◆ **Requirement**
Both the line containing "OCR this image." and the last line of the listing are included: write out exactly the lines from one to the other.

◆ **Material provided**
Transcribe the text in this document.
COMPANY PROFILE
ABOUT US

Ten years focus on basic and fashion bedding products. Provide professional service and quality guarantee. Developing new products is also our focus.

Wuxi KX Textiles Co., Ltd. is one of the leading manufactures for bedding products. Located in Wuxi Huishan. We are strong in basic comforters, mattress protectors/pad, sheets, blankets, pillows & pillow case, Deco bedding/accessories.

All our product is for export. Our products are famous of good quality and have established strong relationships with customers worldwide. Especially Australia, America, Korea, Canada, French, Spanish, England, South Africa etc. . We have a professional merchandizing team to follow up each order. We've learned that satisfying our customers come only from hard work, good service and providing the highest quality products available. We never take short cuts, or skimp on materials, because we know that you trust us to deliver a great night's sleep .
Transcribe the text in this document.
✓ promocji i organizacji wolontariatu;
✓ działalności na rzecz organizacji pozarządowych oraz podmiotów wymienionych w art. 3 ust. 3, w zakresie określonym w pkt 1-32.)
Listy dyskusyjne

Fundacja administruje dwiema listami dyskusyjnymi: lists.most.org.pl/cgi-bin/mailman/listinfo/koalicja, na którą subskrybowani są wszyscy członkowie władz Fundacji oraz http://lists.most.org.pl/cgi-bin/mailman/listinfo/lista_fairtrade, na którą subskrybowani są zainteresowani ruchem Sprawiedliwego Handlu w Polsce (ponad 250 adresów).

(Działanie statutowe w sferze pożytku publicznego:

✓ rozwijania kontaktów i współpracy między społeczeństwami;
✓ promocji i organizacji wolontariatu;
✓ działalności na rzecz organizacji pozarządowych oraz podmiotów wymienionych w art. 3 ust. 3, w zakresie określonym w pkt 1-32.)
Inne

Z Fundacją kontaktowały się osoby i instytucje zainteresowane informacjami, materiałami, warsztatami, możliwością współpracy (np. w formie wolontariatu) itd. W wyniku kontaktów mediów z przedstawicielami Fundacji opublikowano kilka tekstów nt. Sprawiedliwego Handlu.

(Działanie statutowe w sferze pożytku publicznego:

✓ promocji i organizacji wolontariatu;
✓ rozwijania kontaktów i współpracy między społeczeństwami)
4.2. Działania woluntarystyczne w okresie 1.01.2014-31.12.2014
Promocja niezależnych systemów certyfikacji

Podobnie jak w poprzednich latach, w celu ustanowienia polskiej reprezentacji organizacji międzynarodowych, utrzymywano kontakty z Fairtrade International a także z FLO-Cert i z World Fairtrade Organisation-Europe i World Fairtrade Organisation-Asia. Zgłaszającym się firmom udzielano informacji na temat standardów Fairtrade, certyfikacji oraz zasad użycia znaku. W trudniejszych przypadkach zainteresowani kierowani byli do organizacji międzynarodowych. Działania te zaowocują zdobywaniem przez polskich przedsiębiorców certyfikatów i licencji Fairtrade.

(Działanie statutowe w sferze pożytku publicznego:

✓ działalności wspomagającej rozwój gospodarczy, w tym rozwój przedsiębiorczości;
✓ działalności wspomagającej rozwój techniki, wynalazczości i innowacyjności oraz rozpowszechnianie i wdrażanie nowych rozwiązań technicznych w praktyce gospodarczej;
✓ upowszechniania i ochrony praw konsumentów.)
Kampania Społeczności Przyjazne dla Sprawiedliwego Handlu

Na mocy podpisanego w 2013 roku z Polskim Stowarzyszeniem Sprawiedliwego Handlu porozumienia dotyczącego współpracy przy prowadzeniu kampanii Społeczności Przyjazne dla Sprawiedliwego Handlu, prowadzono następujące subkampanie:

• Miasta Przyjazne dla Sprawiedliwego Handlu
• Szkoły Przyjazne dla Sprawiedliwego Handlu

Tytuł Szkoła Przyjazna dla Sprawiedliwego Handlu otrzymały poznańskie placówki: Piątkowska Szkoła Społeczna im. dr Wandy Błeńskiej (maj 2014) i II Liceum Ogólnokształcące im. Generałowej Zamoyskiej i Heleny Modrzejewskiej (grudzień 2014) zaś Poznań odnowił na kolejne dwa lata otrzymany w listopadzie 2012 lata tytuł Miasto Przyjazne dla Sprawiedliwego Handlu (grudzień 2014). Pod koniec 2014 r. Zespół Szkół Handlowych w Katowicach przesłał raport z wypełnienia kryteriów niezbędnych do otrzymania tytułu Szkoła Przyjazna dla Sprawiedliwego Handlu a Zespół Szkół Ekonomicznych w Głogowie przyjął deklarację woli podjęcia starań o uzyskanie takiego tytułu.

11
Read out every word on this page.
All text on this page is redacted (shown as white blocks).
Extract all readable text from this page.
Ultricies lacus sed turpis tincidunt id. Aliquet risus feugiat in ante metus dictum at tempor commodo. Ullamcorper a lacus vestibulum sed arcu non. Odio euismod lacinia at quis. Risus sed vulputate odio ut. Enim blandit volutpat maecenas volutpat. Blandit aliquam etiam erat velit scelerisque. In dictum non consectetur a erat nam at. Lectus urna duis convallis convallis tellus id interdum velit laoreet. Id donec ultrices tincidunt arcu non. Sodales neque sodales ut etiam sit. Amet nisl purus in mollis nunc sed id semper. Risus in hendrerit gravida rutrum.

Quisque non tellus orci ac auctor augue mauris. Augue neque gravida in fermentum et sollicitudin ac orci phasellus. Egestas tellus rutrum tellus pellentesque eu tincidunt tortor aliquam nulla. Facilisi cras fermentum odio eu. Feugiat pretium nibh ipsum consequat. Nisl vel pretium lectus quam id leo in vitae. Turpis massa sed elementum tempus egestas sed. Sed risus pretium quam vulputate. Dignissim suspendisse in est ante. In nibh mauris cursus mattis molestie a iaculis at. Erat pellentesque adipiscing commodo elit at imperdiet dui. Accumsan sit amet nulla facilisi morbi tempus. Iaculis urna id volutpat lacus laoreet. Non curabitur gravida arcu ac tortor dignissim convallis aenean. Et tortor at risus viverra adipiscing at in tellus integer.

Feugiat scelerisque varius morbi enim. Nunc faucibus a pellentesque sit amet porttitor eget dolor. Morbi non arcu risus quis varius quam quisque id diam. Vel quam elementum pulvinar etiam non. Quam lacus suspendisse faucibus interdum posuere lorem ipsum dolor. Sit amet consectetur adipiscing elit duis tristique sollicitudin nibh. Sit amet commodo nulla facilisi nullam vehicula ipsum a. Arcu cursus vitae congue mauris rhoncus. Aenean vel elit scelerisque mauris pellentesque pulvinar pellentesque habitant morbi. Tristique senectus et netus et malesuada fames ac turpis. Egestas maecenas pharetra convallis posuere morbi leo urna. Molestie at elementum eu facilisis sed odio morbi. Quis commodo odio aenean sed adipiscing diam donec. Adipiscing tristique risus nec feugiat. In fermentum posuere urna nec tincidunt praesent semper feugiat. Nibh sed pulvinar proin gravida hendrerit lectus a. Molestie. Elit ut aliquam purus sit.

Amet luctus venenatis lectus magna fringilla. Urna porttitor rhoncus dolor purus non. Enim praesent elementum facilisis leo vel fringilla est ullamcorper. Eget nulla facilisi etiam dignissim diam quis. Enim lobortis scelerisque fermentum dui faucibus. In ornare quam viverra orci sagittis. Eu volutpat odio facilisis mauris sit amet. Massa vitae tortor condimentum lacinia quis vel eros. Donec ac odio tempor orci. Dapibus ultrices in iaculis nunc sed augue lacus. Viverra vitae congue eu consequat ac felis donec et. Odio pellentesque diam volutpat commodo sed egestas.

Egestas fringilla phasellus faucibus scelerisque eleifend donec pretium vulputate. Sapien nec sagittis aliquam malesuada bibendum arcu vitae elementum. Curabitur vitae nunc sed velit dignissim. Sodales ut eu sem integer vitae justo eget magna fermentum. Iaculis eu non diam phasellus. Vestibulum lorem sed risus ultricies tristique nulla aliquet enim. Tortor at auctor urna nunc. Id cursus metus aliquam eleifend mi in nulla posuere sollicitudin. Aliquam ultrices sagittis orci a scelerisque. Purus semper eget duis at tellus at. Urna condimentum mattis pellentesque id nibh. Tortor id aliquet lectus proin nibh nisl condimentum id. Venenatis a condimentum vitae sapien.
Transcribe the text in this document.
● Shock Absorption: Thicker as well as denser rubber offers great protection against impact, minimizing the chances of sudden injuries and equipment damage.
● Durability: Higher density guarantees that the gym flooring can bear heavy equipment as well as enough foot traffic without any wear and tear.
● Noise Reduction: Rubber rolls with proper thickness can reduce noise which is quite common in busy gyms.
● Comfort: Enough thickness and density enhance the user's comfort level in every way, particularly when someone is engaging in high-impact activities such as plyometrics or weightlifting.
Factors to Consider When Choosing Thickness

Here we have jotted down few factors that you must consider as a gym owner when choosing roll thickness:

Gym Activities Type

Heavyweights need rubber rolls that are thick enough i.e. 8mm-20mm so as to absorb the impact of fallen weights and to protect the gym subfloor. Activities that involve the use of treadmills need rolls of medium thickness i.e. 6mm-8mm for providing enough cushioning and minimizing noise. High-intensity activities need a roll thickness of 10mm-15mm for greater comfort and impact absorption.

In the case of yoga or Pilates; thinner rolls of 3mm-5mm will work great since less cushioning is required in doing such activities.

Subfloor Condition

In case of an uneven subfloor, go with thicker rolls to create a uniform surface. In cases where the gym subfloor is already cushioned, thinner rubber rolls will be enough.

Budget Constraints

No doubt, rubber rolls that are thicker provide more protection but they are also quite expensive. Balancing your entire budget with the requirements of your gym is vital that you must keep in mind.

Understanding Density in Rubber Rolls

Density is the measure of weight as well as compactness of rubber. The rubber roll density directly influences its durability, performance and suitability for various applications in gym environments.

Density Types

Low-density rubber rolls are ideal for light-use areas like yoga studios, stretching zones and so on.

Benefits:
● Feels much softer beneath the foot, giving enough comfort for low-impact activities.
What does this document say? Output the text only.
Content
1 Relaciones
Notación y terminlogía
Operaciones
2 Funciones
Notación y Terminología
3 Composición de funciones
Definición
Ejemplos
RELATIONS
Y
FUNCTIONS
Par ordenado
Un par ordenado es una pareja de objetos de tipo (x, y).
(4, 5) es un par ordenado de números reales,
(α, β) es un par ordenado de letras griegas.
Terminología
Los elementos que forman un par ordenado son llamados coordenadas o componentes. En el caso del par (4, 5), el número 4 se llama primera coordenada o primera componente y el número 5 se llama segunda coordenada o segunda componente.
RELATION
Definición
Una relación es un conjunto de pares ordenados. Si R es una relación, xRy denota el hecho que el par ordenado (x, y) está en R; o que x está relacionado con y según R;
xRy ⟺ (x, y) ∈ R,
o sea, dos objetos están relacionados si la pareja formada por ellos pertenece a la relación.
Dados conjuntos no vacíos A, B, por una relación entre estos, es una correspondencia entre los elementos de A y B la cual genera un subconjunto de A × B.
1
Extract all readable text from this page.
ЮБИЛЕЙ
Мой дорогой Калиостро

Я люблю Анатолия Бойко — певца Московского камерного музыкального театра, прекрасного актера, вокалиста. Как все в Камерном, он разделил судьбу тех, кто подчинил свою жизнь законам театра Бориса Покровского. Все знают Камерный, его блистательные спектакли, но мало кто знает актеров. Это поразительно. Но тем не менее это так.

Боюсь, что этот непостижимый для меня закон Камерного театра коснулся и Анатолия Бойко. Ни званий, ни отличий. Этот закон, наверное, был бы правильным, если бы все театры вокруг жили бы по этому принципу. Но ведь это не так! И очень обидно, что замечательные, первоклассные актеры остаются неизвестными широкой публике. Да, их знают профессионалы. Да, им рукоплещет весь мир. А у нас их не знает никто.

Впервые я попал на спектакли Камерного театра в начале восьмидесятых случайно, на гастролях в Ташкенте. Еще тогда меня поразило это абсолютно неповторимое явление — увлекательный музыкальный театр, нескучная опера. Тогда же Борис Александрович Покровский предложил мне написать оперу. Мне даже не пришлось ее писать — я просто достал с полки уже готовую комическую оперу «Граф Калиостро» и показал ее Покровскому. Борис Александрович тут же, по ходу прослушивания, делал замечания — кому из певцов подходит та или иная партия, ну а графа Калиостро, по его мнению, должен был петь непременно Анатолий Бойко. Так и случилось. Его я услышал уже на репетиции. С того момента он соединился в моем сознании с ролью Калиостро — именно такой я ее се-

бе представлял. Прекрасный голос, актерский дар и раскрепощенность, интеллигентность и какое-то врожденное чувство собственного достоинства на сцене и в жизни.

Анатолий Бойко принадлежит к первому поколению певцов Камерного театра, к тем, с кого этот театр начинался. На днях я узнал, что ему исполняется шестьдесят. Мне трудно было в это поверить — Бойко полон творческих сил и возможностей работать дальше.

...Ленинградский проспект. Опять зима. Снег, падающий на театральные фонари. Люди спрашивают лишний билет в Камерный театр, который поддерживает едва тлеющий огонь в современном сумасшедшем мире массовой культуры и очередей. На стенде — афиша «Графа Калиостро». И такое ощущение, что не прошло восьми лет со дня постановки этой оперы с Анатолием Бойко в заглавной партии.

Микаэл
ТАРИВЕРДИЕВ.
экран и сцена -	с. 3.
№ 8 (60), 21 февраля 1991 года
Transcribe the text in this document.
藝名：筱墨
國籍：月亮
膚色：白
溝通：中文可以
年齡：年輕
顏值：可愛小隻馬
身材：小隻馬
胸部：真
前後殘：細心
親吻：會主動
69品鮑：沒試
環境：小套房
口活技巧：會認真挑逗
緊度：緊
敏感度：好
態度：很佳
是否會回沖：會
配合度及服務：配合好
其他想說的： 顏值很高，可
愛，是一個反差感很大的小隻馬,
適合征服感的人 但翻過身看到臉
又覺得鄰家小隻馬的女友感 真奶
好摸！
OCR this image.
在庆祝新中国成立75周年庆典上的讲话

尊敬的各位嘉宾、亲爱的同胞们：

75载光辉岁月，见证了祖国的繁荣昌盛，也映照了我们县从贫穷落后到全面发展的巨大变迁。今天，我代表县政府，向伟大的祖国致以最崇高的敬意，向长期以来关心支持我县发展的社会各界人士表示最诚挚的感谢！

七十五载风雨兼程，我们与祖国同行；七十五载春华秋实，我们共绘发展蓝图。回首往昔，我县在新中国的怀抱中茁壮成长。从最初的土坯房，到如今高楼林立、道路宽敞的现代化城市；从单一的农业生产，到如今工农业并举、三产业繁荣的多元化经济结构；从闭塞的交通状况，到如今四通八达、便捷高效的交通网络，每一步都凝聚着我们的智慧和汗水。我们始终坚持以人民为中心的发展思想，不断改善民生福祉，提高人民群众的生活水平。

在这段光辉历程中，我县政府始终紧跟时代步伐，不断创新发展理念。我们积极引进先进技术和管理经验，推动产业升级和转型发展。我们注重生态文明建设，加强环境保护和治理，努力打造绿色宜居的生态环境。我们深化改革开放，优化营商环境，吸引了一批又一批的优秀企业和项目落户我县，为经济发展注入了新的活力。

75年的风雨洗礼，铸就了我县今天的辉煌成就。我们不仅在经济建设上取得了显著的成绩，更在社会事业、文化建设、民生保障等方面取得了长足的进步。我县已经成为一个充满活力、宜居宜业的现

◆ **Completed exercise**
OCR this image.
在庆祝新中国成立75周年庆典上的讲话

尊敬的各位嘉宾、亲爱的同胞们：

75载光辉岁月，见证了祖国的繁荣昌盛，也映照了我们县从贫穷落后到全面发展的巨大变迁。今天，我代表县政府，向伟大的祖国致以最崇高的敬意，向长期以来关心支持我县发展的社会各界人士表示最诚挚的感谢！

七十五载风雨兼程，我们与祖国同行；七十五载春华秋实，我们共绘发展蓝图。回首往昔，我县在新中国的怀抱中茁壮成长。从最初的土坯房，到如今高楼林立、道路宽敞的现代化城市；从单一的农业生产，到如今工农业并举、三产业繁荣的多元化经济结构；从闭塞的交通状况，到如今四通八达、便捷高效的交通网络，每一步都凝聚着我们的智慧和汗水。我们始终坚持以人民为中心的发展思想，不断改善民生福祉，提高人民群众的生活水平。

在这段光辉历程中，我县政府始终紧跟时代步伐，不断创新发展理念。我们积极引进先进技术和管理经验，推动产业升级和转型发展。我们注重生态文明建设，加强环境保护和治理，努力打造绿色宜居的生态环境。我们深化改革开放，优化营商环境，吸引了一批又一批的优秀企业和项目落户我县，为经济发展注入了新的活力。

75年的风雨洗礼，铸就了我县今天的辉煌成就。我们不仅在经济建设上取得了显著的成绩，更在社会事业、文化建设、民生保障等方面取得了长足的进步。我县已经成为一个充满活力、宜居宜业的现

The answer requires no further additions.